◆ Task brief
Select the lines that contain "structured" and copy each of them.

(Records from a collection)
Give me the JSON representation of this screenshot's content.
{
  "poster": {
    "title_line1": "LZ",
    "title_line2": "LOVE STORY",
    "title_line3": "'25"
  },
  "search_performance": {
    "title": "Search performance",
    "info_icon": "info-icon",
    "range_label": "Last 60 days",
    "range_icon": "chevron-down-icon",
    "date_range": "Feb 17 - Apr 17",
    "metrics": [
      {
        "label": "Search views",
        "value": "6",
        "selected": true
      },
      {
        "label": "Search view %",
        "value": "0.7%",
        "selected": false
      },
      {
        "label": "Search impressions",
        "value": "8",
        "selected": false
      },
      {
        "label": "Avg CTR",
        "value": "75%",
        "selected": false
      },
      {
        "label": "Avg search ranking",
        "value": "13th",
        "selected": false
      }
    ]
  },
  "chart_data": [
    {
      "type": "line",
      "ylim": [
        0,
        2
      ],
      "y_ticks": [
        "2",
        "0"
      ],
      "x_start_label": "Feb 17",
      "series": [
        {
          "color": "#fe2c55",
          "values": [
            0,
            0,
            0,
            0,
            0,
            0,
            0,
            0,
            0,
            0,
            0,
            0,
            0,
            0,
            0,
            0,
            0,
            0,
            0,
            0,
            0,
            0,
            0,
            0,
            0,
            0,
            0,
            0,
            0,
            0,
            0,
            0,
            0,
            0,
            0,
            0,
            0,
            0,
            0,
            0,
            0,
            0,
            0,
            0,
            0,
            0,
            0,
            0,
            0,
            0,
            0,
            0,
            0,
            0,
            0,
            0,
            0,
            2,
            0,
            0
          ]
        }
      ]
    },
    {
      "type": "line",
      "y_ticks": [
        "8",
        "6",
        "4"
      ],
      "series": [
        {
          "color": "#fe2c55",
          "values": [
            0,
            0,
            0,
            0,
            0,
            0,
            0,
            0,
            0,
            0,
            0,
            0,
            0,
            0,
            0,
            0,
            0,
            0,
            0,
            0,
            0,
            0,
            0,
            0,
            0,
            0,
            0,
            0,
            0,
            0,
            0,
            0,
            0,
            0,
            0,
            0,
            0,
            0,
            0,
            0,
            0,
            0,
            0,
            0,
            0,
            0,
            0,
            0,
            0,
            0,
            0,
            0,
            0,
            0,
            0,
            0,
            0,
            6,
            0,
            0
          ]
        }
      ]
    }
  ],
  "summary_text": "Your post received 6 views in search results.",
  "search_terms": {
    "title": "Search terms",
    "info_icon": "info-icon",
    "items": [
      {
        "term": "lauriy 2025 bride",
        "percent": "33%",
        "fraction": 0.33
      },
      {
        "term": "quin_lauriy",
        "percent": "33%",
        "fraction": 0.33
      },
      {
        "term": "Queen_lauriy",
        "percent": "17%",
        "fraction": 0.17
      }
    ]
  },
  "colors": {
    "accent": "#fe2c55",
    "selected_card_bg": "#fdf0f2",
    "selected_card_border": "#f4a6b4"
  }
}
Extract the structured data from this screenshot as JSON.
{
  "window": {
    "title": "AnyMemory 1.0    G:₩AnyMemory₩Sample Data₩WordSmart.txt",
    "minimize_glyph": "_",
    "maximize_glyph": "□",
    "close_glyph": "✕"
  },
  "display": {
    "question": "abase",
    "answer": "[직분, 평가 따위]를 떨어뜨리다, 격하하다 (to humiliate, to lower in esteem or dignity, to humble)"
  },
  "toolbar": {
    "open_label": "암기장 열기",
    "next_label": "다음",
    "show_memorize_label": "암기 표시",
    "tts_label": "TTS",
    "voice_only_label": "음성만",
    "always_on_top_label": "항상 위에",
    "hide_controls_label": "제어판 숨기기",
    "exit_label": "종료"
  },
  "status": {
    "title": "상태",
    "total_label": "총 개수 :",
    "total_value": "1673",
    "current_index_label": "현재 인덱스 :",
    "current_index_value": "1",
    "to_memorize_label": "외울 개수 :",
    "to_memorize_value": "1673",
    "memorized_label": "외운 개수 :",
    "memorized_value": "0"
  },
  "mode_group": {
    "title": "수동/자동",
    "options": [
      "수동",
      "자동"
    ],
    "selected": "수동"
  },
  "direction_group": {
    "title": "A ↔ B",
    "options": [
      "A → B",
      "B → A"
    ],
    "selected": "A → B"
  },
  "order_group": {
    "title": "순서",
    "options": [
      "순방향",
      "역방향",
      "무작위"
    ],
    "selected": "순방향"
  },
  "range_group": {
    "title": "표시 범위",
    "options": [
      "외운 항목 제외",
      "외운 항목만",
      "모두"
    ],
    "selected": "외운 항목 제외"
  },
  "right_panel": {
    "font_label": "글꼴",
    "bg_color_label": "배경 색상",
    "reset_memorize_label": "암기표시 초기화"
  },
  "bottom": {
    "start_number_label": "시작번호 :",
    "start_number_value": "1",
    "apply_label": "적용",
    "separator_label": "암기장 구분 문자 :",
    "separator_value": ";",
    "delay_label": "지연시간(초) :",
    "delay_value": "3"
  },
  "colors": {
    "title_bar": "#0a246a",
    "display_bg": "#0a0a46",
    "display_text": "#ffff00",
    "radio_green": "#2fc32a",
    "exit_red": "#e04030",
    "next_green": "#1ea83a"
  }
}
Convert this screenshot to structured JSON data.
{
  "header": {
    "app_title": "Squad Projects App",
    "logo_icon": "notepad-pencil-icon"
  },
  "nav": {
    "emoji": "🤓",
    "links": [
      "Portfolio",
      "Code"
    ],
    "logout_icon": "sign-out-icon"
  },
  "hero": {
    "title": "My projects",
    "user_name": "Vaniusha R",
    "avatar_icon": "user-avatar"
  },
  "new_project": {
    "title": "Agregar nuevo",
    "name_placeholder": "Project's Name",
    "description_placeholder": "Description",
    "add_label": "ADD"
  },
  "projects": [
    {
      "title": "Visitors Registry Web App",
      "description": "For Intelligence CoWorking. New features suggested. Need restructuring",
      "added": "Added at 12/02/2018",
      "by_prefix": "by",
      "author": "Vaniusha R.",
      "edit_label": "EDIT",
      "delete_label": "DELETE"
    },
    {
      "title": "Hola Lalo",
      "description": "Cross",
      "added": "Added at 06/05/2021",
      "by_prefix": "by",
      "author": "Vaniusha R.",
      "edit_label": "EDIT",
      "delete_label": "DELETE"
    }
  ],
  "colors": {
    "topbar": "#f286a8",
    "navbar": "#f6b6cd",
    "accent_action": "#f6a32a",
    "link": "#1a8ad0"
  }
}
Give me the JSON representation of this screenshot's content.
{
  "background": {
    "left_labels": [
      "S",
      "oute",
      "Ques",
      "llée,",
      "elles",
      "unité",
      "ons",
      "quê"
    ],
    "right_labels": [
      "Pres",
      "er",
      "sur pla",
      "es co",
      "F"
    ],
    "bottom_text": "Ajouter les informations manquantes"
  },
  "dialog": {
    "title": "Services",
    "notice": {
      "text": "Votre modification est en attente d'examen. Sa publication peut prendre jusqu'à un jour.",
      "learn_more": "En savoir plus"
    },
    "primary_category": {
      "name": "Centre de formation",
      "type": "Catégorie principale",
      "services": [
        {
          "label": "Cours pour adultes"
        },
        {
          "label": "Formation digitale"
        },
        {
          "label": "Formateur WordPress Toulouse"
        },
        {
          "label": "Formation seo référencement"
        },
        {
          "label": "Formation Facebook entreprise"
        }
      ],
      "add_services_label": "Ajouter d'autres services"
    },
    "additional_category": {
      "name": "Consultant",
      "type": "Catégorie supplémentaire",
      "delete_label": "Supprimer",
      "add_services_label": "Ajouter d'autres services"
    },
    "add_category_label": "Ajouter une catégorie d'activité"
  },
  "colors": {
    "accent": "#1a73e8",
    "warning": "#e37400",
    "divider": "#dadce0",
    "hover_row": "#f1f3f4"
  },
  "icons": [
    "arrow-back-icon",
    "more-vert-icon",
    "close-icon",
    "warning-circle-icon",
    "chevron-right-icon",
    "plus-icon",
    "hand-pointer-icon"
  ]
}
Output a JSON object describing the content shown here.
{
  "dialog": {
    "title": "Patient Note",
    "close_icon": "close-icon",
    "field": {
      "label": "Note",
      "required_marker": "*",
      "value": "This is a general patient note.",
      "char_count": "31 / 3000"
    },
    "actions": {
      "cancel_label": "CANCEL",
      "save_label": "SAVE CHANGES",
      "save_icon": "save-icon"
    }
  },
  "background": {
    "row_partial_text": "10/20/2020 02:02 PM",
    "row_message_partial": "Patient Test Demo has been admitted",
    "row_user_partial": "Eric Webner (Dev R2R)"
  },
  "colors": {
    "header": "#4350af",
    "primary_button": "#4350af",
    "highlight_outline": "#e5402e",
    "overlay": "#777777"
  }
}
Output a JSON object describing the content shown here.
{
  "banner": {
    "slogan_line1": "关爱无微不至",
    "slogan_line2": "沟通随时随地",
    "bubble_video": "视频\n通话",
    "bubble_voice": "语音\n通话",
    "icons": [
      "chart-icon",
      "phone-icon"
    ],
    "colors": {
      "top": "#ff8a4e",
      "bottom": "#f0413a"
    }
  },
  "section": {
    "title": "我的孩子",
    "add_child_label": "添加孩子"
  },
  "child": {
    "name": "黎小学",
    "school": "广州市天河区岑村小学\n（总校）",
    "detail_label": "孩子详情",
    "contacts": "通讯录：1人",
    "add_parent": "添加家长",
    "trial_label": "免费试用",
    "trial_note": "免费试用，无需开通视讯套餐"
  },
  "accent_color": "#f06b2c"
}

◆ Result below
Extract the structured data from this screenshot as JSON.
Convert this screenshot to structured JSON data.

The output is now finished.